**QUESTIONS:**
(a) How many pages long is the growth policy described in the article on Livingston's growth policy?
(b) Resume the article on Livingston's growth policy after its last sentence and keep writing it.

START EXTRACT TO READ

The city of Livingston has completed its growth policy, a comprehensive document meant to help plan the city’s trajectory as it continues to grow.
City commissioners in Livingston approved the growth policy earlier this week. The 550-page document, years in the making, serves to guide decisions about development and public investments for city leaders.
Livingston last updated its growth policy in 2017 with the aim of doing a more comprehensive look at the town’s growth soon after. Work began on the current growth policy in late 2019.
Like many towns in Montana, Livingston is grappling with shifting economic drivers, a high demand for housing and an influx of newcomers.
City and county planners, those on the city planning board, and members of nonprofits Park County Environmental Council and the Park County Community Foundation celebrated the new growth policy on Thursday with a flight over Livingston and Park County.
The pilot, Bruce Gordon, founded EcoFlight, a nonprofit out of Aspen, Colorado, that aims to promote environmentalism through an aerial perspective. He offered the rides for free.
“It’s great to not just look to have growth just happen to you, but to plan for it and care for it and get everybody’s input,” Gordon said.
During two 45-minute flights over Livingston and into Paradise Valley on Thursday “guides,” Max Hjortsberg, with the Park County Environmental Council, and Lawson Moorman, a county planner, spoke of the history of the valley, discussed the growth policy and issues facing the county.

END EXTRACT TO READ
START DATASET

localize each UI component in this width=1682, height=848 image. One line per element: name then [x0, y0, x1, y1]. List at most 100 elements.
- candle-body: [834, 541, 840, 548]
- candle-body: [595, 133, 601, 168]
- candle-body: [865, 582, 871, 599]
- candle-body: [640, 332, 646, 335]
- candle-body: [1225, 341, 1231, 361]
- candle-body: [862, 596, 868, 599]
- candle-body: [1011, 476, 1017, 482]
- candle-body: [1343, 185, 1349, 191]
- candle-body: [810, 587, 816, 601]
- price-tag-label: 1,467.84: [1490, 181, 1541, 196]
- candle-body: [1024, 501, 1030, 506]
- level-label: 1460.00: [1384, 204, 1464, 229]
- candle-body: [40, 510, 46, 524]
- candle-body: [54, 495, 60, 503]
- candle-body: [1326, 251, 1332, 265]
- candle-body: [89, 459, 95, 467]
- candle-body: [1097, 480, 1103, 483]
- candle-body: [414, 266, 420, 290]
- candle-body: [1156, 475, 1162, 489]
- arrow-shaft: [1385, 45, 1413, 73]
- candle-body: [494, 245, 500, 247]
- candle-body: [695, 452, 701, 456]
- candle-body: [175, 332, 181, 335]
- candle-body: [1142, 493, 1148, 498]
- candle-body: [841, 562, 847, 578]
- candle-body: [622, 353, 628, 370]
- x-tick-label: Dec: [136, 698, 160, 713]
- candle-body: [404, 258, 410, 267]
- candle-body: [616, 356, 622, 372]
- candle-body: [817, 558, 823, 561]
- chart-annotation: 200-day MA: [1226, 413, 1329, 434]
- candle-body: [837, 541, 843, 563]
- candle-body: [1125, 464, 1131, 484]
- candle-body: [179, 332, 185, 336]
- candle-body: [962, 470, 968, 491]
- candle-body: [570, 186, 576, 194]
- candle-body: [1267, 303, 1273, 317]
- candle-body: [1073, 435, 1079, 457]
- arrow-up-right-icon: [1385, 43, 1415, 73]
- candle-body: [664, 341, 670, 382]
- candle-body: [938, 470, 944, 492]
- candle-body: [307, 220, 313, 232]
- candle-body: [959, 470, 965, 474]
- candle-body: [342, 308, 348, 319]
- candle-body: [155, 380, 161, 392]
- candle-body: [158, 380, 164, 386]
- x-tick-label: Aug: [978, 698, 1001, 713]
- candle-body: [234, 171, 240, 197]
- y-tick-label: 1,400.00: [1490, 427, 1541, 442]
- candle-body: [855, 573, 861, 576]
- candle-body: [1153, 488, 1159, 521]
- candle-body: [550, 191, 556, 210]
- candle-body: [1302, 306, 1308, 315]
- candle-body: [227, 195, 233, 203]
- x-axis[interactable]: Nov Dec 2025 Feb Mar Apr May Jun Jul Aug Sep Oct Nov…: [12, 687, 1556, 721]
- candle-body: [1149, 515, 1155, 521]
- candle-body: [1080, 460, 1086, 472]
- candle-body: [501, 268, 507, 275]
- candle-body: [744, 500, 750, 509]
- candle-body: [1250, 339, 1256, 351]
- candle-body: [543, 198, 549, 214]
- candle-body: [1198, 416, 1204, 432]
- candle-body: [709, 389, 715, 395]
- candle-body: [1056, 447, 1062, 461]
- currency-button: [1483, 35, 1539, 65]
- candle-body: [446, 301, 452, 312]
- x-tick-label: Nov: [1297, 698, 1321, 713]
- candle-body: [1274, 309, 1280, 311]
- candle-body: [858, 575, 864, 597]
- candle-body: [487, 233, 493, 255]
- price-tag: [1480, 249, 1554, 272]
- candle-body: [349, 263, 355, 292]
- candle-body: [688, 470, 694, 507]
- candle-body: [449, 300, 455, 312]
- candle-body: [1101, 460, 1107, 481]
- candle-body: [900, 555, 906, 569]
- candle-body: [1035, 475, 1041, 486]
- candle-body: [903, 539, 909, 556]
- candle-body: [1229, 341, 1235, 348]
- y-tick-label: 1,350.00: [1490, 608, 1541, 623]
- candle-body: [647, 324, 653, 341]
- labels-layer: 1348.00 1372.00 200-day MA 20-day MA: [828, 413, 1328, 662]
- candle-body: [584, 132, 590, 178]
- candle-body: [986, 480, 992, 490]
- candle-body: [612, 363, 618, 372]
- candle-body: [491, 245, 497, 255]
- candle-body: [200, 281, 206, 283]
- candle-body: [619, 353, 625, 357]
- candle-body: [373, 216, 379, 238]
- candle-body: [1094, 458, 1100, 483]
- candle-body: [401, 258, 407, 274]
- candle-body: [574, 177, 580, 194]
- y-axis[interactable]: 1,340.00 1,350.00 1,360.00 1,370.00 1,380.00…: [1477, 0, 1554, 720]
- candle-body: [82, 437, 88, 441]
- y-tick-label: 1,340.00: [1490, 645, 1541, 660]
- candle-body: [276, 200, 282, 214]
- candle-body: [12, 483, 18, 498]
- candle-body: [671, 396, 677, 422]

END DATASET

**ANSWERS:**
(a) 550 pages.

(b)
Taya Cromley, who sits on both the city and the county planning board, said the growth policy is about ensuring the town grows sustainably.
“We’re acknowledging that we need more affordable housing, but that we want to do it in a way that’s responsible,” Cromley said.
With rapid changes afoot, Livingston residents are worried about the future of the town.
“People here care an extraordinary amount about their community,” said Mathieu Menard, Livingston’s deputy director of planning.
The growth policy garnered about 1,500 public comments during eight public meetings and a community survey.
“It’s very rare to have towns that care this much about planning, about what’s going on and about protecting the town,” Menard said.
The most pressing issues facing Livingston residents are infilling development rather than contributing to urban sprawl, addressing the town’s lack of housing, investing in the downtown area and preserving the Yellowstone River and other natural resources.
Housing is one of Livingston’s top priorities. Conservative estimates, based on Livingston’ growth pattern, suggest the town could reach a population of about 11,000 over the next two decades, according to the growth policy. Most recent estimates from the U.S. Census Bureau put the population in 2019 at 7,801.
But if the town continues to grow at its current rate, that population may be much higher than those conservative estimates, Menard said.
Similar to Bozeman, housing prices in Livingston have ballooned over the past year as supply fails to meet demand. While still relatively affordable compared to Bozeman prices, the Livingston market is beginning to price out residents.
The median price for a home in Livingston was around $274,000 in early 2020. As of May, the median price has shot up more than 56% to $429,922, according to data from the Gallatin Association of Realtors.
With homes more expensive than ever, rentals are few and far between. About one in five houses in Livingston are seasonally empty, or used as vacation rentals and second homes, according to data from the growth policy.
“There’s almost no rental inventory,” Menard said.
The town has seen labor shortages, exacerbated by the pandemic, but the county environmental council says the housing crisis is at the root of the issue with employees being pushed out of town due to the cost or lack of housing.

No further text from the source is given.